* Start DATA SHOWN *
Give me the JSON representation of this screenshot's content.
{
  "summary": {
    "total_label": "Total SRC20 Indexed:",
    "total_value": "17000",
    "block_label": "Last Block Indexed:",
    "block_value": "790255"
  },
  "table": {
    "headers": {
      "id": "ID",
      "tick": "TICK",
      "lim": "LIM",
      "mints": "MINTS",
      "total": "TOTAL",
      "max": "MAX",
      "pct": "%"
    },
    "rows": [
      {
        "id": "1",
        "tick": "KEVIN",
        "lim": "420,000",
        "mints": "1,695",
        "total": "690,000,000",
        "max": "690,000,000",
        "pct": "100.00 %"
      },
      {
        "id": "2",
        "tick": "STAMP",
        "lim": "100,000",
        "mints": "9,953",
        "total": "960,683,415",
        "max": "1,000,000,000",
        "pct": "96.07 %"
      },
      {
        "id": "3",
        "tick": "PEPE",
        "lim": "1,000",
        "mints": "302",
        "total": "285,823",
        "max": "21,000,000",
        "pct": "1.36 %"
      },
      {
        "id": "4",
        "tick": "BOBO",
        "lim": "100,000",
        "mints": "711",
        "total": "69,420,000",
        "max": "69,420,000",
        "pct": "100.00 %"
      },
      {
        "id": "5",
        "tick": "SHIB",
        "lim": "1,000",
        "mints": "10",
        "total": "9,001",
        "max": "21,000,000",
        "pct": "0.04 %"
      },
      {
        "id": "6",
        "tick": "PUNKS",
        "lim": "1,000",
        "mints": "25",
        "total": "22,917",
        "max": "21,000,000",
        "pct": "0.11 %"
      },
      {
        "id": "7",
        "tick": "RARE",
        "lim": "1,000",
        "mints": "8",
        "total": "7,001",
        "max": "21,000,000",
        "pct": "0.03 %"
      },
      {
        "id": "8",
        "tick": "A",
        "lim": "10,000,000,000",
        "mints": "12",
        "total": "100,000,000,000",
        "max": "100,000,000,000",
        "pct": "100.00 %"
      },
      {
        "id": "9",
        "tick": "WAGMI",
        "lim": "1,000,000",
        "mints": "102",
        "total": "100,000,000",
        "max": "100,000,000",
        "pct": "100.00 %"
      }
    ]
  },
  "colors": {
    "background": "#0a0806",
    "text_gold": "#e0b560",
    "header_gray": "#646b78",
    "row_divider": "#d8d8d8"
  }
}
* End DATA SHOWN *
* Start DATA SHOWN *
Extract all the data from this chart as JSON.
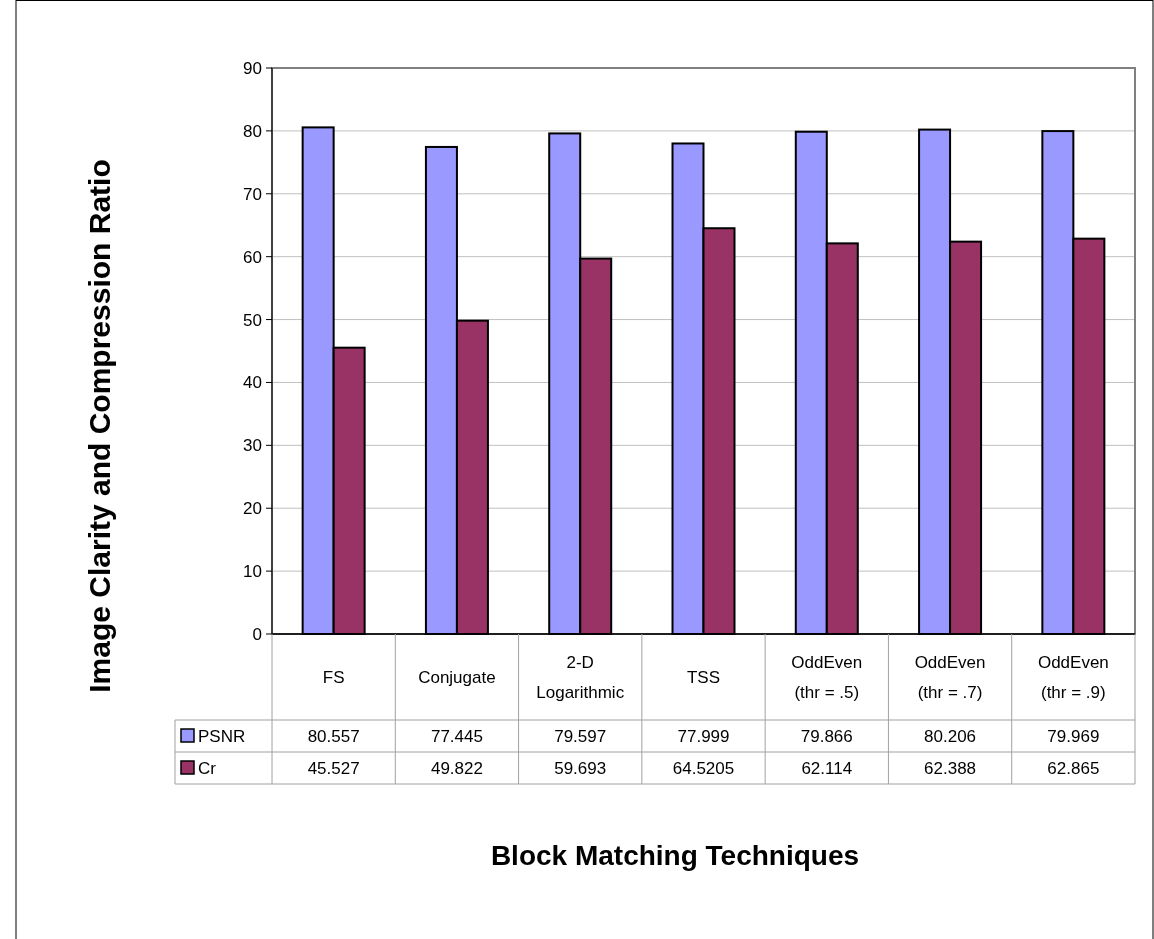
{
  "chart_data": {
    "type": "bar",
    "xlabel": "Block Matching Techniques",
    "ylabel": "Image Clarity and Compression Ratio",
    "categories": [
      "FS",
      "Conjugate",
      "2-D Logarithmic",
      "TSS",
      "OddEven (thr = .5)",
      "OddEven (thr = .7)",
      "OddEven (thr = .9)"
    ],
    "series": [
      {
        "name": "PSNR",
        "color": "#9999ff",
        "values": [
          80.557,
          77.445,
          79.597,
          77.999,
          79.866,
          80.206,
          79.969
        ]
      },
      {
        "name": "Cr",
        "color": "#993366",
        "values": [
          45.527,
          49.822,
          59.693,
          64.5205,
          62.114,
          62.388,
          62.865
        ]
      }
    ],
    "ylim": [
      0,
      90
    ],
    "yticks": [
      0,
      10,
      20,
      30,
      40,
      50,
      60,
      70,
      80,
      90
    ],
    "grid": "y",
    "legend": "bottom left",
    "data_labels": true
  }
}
* End DATA SHOWN *
- **INSTRUCTIONS FOR THE TASK**: Read the entries and show each line that mentions "OddEven".

- **REPLY**:
      "OddEven (thr = .5)",
      "OddEven (thr = .7)",
      "OddEven (thr = .9)"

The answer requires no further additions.